-- START Data --

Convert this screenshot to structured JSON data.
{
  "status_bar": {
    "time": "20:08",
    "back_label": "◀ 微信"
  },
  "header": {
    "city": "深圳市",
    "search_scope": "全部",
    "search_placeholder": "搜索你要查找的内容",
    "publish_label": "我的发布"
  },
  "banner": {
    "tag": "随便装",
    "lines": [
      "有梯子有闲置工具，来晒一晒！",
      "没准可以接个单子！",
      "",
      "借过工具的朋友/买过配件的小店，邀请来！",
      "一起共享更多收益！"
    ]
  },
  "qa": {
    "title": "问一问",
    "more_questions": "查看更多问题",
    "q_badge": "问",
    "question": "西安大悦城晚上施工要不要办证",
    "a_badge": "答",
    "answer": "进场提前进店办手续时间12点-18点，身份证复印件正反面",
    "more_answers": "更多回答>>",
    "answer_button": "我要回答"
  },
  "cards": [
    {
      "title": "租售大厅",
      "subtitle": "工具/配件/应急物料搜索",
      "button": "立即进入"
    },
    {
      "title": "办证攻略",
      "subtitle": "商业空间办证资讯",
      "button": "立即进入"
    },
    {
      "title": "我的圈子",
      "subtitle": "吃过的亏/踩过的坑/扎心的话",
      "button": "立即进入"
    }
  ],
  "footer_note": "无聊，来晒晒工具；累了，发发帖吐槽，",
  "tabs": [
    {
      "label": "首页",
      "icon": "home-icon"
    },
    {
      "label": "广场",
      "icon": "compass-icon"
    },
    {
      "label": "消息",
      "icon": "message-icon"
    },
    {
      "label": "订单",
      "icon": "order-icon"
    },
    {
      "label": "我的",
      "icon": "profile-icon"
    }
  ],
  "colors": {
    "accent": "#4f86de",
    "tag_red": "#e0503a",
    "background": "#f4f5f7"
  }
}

-- END Data --

- _Exercise objective_:
Give an exact repetition of all the material.

- _Task solution_:
Convert this screenshot to structured JSON data.
{
  "status_bar": {
    "time": "20:08",
    "back_label": "◀ 微信"
  },
  "header": {
    "city": "深圳市",
    "search_scope": "全部",
    "search_placeholder": "搜索你要查找的内容",
    "publish_label": "我的发布"
  },
  "banner": {
    "tag": "随便装",
    "lines": [
      "有梯子有闲置工具，来晒一晒！",
      "没准可以接个单子！",
      "",
      "借过工具的朋友/买过配件的小店，邀请来！",
      "一起共享更多收益！"
    ]
  },
  "qa": {
    "title": "问一问",
    "more_questions": "查看更多问题",
    "q_badge": "问",
    "question": "西安大悦城晚上施工要不要办证",
    "a_badge": "答",
    "answer": "进场提前进店办手续时间12点-18点，身份证复印件正反面",
    "more_answers": "更多回答>>",
    "answer_button": "我要回答"
  },
  "cards": [
    {
      "title": "租售大厅",
      "subtitle": "工具/配件/应急物料搜索",
      "button": "立即进入"
    },
    {
      "title": "办证攻略",
      "subtitle": "商业空间办证资讯",
      "button": "立即进入"
    },
    {
      "title": "我的圈子",
      "subtitle": "吃过的亏/踩过的坑/扎心的话",
      "button": "立即进入"
    }
  ],
  "footer_note": "无聊，来晒晒工具；累了，发发帖吐槽，",
  "tabs": [
    {
      "label": "首页",
      "icon": "home-icon"
    },
    {
      "label": "广场",
      "icon": "compass-icon"
    },
    {
      "label": "消息",
      "icon": "message-icon"
    },
    {
      "label": "订单",
      "icon": "order-icon"
    },
    {
      "label": "我的",
      "icon": "profile-icon"
    }
  ],
  "colors": {
    "accent": "#4f86de",
    "tag_red": "#e0503a",
    "background": "#f4f5f7"
  }
}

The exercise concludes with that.